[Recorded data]
::::::::::

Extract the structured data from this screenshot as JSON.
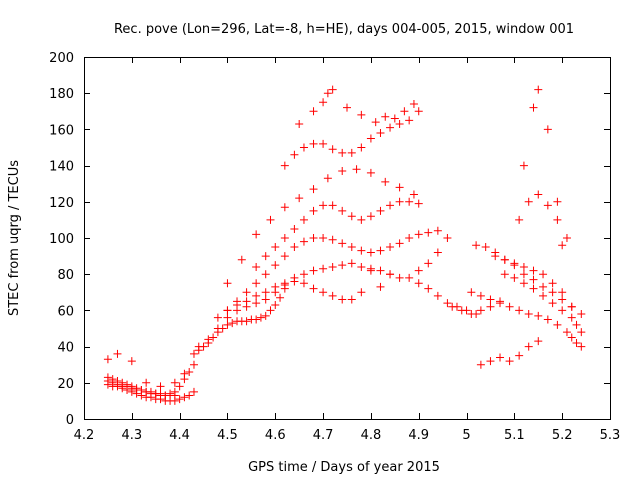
{
  "chart_data": {
    "type": "scatter",
    "title": "Rec. pove (Lon=296, Lat=-8, h=HE), days 004-005, 2015, window 001",
    "xlabel": "GPS time / Days of year 2015",
    "ylabel": "STEC from uqrg / TECUs",
    "xlim": [
      4.2,
      5.3
    ],
    "ylim": [
      0,
      200
    ],
    "xticks": [
      4.2,
      4.3,
      4.4,
      4.5,
      4.6,
      4.7,
      4.8,
      4.9,
      5.0,
      5.1,
      5.2,
      5.3
    ],
    "xtick_labels": [
      "4.2",
      "4.3",
      "4.4",
      "4.5",
      "4.6",
      "4.7",
      "4.8",
      "4.9",
      "5",
      "5.1",
      "5.2",
      "5.3"
    ],
    "yticks": [
      0,
      20,
      40,
      60,
      80,
      100,
      120,
      140,
      160,
      180,
      200
    ],
    "ytick_labels": [
      "0",
      "20",
      "40",
      "60",
      "80",
      "100",
      "120",
      "140",
      "160",
      "180",
      "200"
    ],
    "grid": false,
    "marker": "+",
    "color": "#ff0000",
    "series": [
      {
        "name": "STEC",
        "x": [
          4.25,
          4.26,
          4.27,
          4.28,
          4.29,
          4.3,
          4.31,
          4.32,
          4.33,
          4.34,
          4.35,
          4.36,
          4.37,
          4.38,
          4.39,
          4.4,
          4.41,
          4.42,
          4.25,
          4.26,
          4.27,
          4.28,
          4.29,
          4.3,
          4.31,
          4.32,
          4.33,
          4.34,
          4.35,
          4.36,
          4.37,
          4.38,
          4.39,
          4.4,
          4.41,
          4.42,
          4.43,
          4.25,
          4.26,
          4.27,
          4.28,
          4.29,
          4.3,
          4.31,
          4.32,
          4.33,
          4.34,
          4.35,
          4.36,
          4.37,
          4.38,
          4.39,
          4.25,
          4.27,
          4.3,
          4.33,
          4.36,
          4.39,
          4.41,
          4.43,
          4.43,
          4.44,
          4.45,
          4.46,
          4.47,
          4.48,
          4.49,
          4.5,
          4.51,
          4.52,
          4.53,
          4.54,
          4.55,
          4.56,
          4.57,
          4.58,
          4.59,
          4.6,
          4.61,
          4.62,
          4.44,
          4.46,
          4.48,
          4.5,
          4.52,
          4.54,
          4.56,
          4.58,
          4.6,
          4.62,
          4.64,
          4.66,
          4.68,
          4.7,
          4.72,
          4.74,
          4.76,
          4.78,
          4.8,
          4.82,
          4.84,
          4.48,
          4.5,
          4.52,
          4.54,
          4.56,
          4.58,
          4.6,
          4.62,
          4.64,
          4.66,
          4.68,
          4.7,
          4.72,
          4.74,
          4.76,
          4.78,
          4.5,
          4.52,
          4.54,
          4.56,
          4.58,
          4.6,
          4.62,
          4.64,
          4.66,
          4.68,
          4.7,
          4.72,
          4.74,
          4.76,
          4.78,
          4.8,
          4.82,
          4.84,
          4.86,
          4.88,
          4.9,
          4.92,
          4.94,
          4.56,
          4.58,
          4.6,
          4.62,
          4.64,
          4.66,
          4.68,
          4.7,
          4.72,
          4.74,
          4.76,
          4.78,
          4.8,
          4.82,
          4.84,
          4.86,
          4.88,
          4.9,
          4.5,
          4.53,
          4.56,
          4.59,
          4.62,
          4.65,
          4.68,
          4.71,
          4.74,
          4.77,
          4.8,
          4.83,
          4.86,
          4.89,
          4.62,
          4.64,
          4.66,
          4.68,
          4.7,
          4.72,
          4.74,
          4.76,
          4.78,
          4.8,
          4.82,
          4.84,
          4.86,
          4.88,
          4.9,
          4.65,
          4.68,
          4.7,
          4.71,
          4.72,
          4.75,
          4.78,
          4.81,
          4.83,
          4.85,
          4.87,
          4.89,
          4.8,
          4.84,
          4.88,
          4.9,
          4.92,
          4.94,
          4.96,
          4.98,
          5.0,
          5.02,
          4.82,
          4.86,
          4.9,
          4.92,
          4.94,
          4.96,
          5.01,
          5.03,
          5.05,
          5.07,
          5.09,
          5.11,
          5.13,
          5.15,
          5.17,
          5.19,
          5.21,
          5.22,
          5.23,
          5.24,
          5.08,
          5.1,
          5.12,
          5.14,
          5.16,
          5.18,
          5.2,
          5.22,
          5.23,
          5.24,
          5.06,
          5.08,
          5.1,
          5.12,
          5.14,
          5.16,
          5.18,
          5.2,
          5.22,
          5.11,
          5.13,
          5.15,
          5.17,
          5.19,
          5.21,
          5.12,
          5.14,
          5.15,
          5.17,
          5.19,
          5.2,
          5.03,
          5.05,
          5.07,
          5.09,
          5.11,
          5.13,
          5.15,
          5.02,
          5.04,
          5.06,
          5.08,
          5.1,
          5.12,
          5.14,
          5.16,
          5.18,
          5.2,
          5.22,
          5.24,
          4.97,
          4.99,
          5.01,
          5.03,
          5.05,
          5.07
        ],
        "y": [
          23,
          22,
          21,
          20,
          19,
          18,
          17,
          16,
          15,
          14,
          14,
          13,
          13,
          14,
          15,
          18,
          22,
          26,
          19,
          18,
          18,
          17,
          16,
          15,
          14,
          13,
          12,
          12,
          11,
          11,
          10,
          10,
          10,
          11,
          12,
          13,
          15,
          21,
          20,
          19,
          18,
          18,
          17,
          16,
          16,
          15,
          15,
          14,
          14,
          13,
          13,
          13,
          33,
          36,
          32,
          20,
          18,
          20,
          25,
          30,
          36,
          38,
          40,
          42,
          45,
          48,
          50,
          52,
          53,
          54,
          54,
          54,
          55,
          55,
          56,
          57,
          60,
          63,
          67,
          72,
          40,
          44,
          50,
          56,
          60,
          62,
          64,
          66,
          70,
          74,
          78,
          80,
          82,
          83,
          84,
          85,
          86,
          84,
          83,
          82,
          80,
          56,
          60,
          63,
          65,
          68,
          70,
          73,
          75,
          76,
          75,
          72,
          70,
          68,
          66,
          66,
          70,
          60,
          65,
          70,
          75,
          80,
          85,
          90,
          95,
          98,
          100,
          100,
          99,
          97,
          95,
          93,
          92,
          93,
          95,
          97,
          100,
          102,
          103,
          104,
          84,
          90,
          95,
          100,
          105,
          110,
          115,
          118,
          118,
          115,
          112,
          110,
          112,
          115,
          118,
          120,
          120,
          119,
          75,
          88,
          102,
          110,
          117,
          122,
          127,
          133,
          137,
          138,
          136,
          131,
          128,
          124,
          140,
          146,
          150,
          152,
          152,
          149,
          147,
          147,
          150,
          155,
          158,
          161,
          163,
          165,
          170,
          163,
          170,
          175,
          180,
          182,
          172,
          168,
          164,
          167,
          166,
          170,
          174,
          82,
          80,
          78,
          75,
          72,
          68,
          64,
          62,
          60,
          58,
          73,
          78,
          82,
          86,
          92,
          100,
          70,
          68,
          66,
          64,
          62,
          60,
          58,
          57,
          55,
          52,
          48,
          45,
          42,
          40,
          80,
          78,
          75,
          72,
          68,
          64,
          60,
          56,
          52,
          48,
          90,
          88,
          86,
          84,
          82,
          80,
          75,
          70,
          62,
          110,
          120,
          124,
          118,
          110,
          100,
          140,
          172,
          182,
          160,
          120,
          96,
          30,
          32,
          34,
          32,
          35,
          40,
          43,
          96,
          95,
          92,
          88,
          85,
          80,
          77,
          73,
          70,
          66,
          62,
          58,
          62,
          60,
          58,
          60,
          62,
          65
        ]
      }
    ]
  }
}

::::::::::

WHAT YOU WILL DO: Find all lines holding the string "from" and copy them.

OUTPUT BELOW:
Extract the structured data from this screenshot as JSON.
    "ylabel": "STEC from uqrg / TECUs",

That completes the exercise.